JOB: Every line below must be reproduced exactly. Copy them all.

Records:

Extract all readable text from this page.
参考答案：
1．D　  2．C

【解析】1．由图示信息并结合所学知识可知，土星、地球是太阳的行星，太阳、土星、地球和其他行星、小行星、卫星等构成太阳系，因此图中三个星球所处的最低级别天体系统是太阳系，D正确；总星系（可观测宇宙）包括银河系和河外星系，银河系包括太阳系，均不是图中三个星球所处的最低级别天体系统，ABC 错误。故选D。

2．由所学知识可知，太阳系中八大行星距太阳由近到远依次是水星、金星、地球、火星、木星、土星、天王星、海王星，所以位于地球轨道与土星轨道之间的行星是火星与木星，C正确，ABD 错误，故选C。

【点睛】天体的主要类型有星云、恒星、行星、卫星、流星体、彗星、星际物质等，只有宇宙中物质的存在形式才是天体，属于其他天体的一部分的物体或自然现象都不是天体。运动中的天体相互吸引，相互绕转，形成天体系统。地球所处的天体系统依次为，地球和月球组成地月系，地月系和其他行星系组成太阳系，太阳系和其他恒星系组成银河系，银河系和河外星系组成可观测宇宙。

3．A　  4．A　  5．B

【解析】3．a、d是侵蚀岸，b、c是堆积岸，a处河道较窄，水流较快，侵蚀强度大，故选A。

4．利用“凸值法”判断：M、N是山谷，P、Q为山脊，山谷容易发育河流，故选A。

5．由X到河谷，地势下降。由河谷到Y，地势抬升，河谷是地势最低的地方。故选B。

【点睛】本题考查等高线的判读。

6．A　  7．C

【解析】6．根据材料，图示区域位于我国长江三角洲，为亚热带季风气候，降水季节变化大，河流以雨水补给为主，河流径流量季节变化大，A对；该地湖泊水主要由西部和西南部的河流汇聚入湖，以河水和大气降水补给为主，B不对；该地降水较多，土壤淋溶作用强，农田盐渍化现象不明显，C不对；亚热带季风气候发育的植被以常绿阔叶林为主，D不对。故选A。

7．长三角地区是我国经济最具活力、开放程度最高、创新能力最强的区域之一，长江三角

ANSWER IN FULL:
Extract all readable text from this page.
参考答案：
1．D　  2．C

【解析】1．由图示信息并结合所学知识可知，土星、地球是太阳的行星，太阳、土星、地球和其他行星、小行星、卫星等构成太阳系，因此图中三个星球所处的最低级别天体系统是太阳系，D正确；总星系（可观测宇宙）包括银河系和河外星系，银河系包括太阳系，均不是图中三个星球所处的最低级别天体系统，ABC 错误。故选D。

2．由所学知识可知，太阳系中八大行星距太阳由近到远依次是水星、金星、地球、火星、木星、土星、天王星、海王星，所以位于地球轨道与土星轨道之间的行星是火星与木星，C正确，ABD 错误，故选C。

【点睛】天体的主要类型有星云、恒星、行星、卫星、流星体、彗星、星际物质等，只有宇宙中物质的存在形式才是天体，属于其他天体的一部分的物体或自然现象都不是天体。运动中的天体相互吸引，相互绕转，形成天体系统。地球所处的天体系统依次为，地球和月球组成地月系，地月系和其他行星系组成太阳系，太阳系和其他恒星系组成银河系，银河系和河外星系组成可观测宇宙。

3．A　  4．A　  5．B

【解析】3．a、d是侵蚀岸，b、c是堆积岸，a处河道较窄，水流较快，侵蚀强度大，故选A。

4．利用“凸值法”判断：M、N是山谷，P、Q为山脊，山谷容易发育河流，故选A。

5．由X到河谷，地势下降。由河谷到Y，地势抬升，河谷是地势最低的地方。故选B。

【点睛】本题考查等高线的判读。

6．A　  7．C

【解析】6．根据材料，图示区域位于我国长江三角洲，为亚热带季风气候，降水季节变化大，河流以雨水补给为主，河流径流量季节变化大，A对；该地湖泊水主要由西部和西南部的河流汇聚入湖，以河水和大气降水补给为主，B不对；该地降水较多，土壤淋溶作用强，农田盐渍化现象不明显，C不对；亚热带季风气候发育的植被以常绿阔叶林为主，D不对。故选A。

7．长三角地区是我国经济最具活力、开放程度最高、创新能力最强的区域之一，长江三角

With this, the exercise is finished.